▸ WHAT TO PRODUCE
Below is a listing. Gather each line of it that contains "नगरप".

(Data records)
□ □ □ □
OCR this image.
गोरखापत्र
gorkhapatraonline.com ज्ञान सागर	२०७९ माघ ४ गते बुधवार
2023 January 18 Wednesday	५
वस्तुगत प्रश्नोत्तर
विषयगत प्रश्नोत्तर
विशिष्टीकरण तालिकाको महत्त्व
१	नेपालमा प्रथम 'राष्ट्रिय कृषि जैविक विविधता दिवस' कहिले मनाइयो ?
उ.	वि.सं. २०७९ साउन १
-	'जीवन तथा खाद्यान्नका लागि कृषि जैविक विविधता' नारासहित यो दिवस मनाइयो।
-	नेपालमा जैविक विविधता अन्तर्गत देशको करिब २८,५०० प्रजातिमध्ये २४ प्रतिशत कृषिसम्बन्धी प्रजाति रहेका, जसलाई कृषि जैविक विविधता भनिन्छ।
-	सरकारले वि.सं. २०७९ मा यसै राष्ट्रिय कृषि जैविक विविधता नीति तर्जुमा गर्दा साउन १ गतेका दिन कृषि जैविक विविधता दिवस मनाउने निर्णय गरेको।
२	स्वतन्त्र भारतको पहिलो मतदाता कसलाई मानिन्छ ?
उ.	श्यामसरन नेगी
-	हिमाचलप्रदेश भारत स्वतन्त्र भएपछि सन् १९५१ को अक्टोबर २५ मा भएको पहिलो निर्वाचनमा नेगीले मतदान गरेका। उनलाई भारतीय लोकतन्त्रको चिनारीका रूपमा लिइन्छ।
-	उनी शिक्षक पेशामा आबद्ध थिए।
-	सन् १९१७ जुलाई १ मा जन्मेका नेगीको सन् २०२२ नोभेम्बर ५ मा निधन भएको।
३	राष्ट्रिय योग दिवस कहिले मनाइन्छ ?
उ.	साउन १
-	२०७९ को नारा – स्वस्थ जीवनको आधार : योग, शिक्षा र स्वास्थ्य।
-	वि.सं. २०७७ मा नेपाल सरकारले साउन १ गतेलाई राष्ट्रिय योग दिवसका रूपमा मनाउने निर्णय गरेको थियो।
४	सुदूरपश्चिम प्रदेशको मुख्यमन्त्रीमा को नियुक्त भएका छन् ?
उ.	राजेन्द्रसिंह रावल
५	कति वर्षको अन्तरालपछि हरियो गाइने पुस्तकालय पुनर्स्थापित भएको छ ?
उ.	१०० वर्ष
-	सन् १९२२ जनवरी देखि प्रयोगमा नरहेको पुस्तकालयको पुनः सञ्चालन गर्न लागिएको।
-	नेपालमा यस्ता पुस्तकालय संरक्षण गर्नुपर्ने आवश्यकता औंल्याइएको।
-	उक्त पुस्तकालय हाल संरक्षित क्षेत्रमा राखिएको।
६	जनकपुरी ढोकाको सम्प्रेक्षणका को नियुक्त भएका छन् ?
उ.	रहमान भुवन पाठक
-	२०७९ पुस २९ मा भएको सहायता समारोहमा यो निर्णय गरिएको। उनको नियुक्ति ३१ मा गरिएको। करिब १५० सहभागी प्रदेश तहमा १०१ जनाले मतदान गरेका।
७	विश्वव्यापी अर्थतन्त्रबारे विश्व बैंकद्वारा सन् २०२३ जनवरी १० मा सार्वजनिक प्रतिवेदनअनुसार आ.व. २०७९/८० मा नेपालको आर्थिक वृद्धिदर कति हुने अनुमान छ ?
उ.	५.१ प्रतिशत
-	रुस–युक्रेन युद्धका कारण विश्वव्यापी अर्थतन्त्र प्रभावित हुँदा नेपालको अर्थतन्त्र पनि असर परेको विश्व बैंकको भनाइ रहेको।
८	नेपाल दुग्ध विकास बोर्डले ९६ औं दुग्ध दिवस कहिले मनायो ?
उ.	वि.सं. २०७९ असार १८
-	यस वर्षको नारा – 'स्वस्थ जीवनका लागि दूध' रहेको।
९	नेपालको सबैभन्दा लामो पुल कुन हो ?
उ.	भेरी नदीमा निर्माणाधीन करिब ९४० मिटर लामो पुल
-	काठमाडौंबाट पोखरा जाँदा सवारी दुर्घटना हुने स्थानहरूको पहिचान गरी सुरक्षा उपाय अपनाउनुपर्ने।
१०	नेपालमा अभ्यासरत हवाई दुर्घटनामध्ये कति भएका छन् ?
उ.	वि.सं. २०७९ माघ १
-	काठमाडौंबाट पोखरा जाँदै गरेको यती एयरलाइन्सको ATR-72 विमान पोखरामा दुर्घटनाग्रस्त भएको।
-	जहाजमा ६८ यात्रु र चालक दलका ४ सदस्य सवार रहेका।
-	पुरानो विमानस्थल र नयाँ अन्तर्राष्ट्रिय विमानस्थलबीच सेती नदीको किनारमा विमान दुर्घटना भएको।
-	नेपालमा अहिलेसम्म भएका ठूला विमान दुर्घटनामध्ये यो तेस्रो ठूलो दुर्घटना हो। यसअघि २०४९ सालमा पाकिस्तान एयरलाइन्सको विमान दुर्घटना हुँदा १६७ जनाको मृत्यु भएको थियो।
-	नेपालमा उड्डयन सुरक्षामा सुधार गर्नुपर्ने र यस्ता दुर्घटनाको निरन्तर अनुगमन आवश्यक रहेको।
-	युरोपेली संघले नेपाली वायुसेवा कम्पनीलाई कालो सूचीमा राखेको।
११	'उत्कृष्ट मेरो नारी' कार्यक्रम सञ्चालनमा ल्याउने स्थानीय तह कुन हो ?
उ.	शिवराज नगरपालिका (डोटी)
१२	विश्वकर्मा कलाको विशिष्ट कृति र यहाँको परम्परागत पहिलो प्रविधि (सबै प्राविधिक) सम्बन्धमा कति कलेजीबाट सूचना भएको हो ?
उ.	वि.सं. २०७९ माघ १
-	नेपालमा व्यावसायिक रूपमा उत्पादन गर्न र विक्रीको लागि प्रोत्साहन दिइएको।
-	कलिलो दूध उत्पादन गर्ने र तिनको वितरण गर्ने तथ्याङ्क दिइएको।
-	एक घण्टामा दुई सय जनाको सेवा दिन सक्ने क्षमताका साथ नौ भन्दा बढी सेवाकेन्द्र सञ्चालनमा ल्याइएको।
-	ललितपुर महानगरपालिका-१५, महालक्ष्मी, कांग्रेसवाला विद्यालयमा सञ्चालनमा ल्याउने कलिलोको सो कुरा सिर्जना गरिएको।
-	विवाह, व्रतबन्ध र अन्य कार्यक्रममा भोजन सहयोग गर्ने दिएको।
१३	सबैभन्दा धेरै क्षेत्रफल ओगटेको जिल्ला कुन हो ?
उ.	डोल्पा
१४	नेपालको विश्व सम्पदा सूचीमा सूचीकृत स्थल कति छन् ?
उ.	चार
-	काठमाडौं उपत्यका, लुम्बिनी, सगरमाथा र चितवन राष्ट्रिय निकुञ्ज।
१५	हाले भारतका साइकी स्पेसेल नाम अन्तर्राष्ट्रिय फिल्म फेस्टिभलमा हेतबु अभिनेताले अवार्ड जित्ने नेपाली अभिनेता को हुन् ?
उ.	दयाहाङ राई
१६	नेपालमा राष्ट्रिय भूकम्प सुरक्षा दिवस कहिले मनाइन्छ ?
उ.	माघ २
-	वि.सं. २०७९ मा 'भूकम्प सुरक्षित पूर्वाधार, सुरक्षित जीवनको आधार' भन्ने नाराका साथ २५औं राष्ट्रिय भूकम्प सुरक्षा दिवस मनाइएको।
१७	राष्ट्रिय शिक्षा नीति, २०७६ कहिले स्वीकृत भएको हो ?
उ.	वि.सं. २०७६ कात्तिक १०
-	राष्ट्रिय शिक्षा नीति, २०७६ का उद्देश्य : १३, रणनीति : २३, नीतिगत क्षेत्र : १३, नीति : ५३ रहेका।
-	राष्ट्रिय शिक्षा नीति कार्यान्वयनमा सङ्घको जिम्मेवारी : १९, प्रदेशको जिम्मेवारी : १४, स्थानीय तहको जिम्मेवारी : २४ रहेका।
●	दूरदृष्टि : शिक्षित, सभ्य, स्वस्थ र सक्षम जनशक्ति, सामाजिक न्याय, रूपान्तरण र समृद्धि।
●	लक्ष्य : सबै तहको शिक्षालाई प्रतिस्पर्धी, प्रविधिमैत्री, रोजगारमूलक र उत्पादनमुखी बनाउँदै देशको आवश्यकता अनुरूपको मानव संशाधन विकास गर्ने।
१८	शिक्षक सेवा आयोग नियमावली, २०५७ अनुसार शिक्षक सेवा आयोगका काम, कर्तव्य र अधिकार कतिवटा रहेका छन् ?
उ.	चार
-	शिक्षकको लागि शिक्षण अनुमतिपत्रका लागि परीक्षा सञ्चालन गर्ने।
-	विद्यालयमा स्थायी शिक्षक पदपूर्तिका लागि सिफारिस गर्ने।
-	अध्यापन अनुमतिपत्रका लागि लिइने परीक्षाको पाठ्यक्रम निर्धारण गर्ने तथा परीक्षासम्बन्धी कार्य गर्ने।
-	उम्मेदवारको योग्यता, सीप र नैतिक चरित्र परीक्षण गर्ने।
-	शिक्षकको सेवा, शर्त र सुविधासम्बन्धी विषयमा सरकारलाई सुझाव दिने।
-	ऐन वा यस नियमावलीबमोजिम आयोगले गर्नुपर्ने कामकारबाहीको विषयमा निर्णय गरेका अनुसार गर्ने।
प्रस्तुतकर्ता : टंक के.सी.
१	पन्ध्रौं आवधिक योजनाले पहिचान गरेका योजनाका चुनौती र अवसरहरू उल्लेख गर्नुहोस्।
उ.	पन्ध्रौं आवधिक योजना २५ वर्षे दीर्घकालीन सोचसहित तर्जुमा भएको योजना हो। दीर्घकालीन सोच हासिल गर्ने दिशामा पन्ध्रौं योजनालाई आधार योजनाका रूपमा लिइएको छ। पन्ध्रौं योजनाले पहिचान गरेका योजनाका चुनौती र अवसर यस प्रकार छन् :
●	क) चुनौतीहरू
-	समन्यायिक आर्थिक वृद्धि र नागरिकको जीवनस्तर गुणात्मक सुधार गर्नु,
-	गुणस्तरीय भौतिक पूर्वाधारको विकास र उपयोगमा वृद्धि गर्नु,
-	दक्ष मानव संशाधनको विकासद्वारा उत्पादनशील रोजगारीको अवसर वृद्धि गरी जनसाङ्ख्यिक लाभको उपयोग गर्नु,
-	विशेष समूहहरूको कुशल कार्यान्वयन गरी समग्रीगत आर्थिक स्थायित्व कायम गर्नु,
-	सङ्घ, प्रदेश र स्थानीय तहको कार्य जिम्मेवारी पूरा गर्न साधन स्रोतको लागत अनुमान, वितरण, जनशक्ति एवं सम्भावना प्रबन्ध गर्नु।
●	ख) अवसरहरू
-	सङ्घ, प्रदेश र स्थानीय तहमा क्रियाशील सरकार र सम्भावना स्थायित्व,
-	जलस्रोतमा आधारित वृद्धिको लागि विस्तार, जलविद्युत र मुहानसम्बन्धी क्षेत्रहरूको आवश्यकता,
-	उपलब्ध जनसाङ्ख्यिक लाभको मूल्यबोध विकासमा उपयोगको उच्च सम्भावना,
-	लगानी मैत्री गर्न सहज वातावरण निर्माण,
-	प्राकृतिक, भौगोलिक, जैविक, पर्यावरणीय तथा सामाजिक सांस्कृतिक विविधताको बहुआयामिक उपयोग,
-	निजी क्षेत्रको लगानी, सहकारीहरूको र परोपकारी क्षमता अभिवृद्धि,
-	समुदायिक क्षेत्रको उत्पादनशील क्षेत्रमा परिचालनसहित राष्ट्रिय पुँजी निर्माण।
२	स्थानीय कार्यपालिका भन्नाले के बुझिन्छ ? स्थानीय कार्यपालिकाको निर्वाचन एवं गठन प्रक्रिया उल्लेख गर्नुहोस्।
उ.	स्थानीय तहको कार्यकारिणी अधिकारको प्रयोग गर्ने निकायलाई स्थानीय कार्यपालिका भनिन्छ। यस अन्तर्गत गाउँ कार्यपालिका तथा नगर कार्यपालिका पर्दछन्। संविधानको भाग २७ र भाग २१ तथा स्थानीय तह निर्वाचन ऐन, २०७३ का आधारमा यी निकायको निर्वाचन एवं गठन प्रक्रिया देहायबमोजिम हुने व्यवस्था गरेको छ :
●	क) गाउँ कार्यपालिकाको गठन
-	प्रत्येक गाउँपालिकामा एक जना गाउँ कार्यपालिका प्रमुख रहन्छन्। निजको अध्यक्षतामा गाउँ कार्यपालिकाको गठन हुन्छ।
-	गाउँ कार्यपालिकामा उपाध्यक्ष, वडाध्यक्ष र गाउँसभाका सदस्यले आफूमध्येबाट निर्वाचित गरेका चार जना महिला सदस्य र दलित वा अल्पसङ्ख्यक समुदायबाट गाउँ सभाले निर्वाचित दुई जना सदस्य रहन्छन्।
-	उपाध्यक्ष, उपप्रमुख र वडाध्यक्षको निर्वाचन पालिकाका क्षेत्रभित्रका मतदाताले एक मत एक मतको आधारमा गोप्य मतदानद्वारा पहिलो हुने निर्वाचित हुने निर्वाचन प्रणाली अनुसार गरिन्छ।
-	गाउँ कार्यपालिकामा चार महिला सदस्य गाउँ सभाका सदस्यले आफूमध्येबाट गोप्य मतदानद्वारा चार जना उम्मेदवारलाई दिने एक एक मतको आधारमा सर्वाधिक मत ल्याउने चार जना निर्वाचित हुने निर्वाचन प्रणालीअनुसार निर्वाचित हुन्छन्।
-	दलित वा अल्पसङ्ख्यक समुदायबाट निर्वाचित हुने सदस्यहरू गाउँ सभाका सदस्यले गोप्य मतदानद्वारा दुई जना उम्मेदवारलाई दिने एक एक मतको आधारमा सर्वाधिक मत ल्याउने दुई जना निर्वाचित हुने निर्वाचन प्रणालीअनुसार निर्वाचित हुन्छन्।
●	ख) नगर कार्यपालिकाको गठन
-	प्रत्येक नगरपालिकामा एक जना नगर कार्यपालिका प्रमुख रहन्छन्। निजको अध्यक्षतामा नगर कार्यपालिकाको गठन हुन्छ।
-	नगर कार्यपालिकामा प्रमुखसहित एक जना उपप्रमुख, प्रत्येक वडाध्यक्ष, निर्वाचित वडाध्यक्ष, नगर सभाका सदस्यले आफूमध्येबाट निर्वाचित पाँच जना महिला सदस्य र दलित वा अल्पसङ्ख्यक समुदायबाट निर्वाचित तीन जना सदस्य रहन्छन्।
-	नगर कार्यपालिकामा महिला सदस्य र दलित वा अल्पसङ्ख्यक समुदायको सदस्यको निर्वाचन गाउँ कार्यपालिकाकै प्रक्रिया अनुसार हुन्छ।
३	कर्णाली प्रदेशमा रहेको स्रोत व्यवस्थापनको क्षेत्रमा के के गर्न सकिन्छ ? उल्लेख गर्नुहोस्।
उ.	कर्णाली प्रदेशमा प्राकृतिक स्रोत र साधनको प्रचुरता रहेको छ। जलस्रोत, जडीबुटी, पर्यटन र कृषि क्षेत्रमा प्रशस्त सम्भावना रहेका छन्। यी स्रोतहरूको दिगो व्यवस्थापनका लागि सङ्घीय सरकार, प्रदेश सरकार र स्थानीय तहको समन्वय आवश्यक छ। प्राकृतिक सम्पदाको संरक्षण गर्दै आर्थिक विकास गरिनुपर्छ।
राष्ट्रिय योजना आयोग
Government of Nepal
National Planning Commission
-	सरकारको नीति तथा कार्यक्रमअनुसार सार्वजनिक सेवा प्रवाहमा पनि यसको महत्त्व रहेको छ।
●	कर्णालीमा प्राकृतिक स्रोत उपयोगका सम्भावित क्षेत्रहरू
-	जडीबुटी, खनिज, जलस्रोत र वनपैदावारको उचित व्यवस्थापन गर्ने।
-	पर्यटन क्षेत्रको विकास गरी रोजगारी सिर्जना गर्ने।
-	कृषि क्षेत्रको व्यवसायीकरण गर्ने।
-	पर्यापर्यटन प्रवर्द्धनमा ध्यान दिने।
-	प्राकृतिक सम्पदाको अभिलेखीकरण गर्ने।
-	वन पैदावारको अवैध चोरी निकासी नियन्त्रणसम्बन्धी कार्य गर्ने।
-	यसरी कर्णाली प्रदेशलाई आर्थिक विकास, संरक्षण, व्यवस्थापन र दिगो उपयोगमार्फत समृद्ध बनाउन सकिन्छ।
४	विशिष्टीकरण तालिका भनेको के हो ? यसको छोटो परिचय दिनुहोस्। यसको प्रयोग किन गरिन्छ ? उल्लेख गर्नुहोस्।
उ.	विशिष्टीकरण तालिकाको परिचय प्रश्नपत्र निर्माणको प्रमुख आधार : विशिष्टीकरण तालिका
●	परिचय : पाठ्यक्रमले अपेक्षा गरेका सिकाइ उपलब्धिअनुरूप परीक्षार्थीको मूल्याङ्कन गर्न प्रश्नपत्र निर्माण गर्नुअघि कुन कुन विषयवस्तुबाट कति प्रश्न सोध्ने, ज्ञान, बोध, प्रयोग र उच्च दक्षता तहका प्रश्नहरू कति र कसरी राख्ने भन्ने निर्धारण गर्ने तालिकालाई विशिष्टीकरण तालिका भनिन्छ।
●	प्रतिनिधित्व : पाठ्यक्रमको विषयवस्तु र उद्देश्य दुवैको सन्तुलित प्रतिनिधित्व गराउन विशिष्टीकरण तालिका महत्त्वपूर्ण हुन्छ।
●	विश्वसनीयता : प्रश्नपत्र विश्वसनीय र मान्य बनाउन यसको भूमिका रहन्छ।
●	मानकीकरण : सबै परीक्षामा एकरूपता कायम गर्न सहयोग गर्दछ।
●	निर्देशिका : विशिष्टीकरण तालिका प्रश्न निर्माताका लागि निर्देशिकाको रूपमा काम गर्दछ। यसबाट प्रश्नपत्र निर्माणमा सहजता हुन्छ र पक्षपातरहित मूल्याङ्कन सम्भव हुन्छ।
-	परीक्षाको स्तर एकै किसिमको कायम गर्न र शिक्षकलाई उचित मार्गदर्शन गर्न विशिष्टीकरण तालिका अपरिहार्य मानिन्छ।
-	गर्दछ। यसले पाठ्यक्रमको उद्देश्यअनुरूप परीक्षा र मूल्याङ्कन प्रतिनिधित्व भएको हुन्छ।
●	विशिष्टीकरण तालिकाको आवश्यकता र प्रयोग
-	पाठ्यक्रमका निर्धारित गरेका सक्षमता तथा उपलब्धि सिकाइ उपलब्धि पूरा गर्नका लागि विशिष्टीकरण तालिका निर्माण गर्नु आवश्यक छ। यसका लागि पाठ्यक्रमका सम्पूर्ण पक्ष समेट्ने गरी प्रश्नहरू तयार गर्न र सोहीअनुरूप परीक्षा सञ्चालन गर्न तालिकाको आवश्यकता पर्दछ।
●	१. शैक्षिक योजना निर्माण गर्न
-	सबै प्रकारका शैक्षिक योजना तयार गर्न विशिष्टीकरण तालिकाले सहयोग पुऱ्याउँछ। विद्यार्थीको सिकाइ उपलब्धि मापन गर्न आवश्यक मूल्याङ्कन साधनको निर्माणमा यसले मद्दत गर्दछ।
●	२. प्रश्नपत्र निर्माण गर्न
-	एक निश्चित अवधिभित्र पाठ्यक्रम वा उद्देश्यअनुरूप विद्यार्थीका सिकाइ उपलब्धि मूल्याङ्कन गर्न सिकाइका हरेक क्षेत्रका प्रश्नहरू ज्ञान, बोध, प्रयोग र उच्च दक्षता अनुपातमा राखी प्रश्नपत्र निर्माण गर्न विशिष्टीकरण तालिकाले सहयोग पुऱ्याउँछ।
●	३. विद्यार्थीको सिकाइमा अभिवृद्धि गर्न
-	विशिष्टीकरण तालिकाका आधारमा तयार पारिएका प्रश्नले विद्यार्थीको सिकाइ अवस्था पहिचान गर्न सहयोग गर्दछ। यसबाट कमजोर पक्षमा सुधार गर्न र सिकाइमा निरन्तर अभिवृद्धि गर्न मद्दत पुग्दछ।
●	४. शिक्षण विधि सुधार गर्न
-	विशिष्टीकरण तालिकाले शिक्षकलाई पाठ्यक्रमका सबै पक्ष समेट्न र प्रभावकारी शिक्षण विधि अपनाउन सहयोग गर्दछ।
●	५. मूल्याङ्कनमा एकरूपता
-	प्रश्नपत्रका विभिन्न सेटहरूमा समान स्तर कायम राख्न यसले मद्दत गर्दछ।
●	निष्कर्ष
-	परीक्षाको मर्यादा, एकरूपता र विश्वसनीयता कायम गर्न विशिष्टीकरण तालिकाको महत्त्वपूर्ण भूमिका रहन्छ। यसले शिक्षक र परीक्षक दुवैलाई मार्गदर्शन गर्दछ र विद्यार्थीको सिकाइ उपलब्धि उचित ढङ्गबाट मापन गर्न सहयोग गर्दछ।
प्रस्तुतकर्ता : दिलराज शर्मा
□ □ □ □
▸ OUTPUT
उ.	शिवराज नगरपालिका (डोटी)
-	ललितपुर महानगरपालिका-१५, महालक्ष्मी, कांग्रेसवाला विद्यालयमा सञ्चालनमा ल्याउने कलिलोको सो कुरा सिर्जना गरिएको।
-	प्रत्येक नगरपालिकामा एक जना नगर कार्यपालिका प्रमुख रहन्छन्। निजको अध्यक्षतामा नगर कार्यपालिकाको गठन हुन्छ।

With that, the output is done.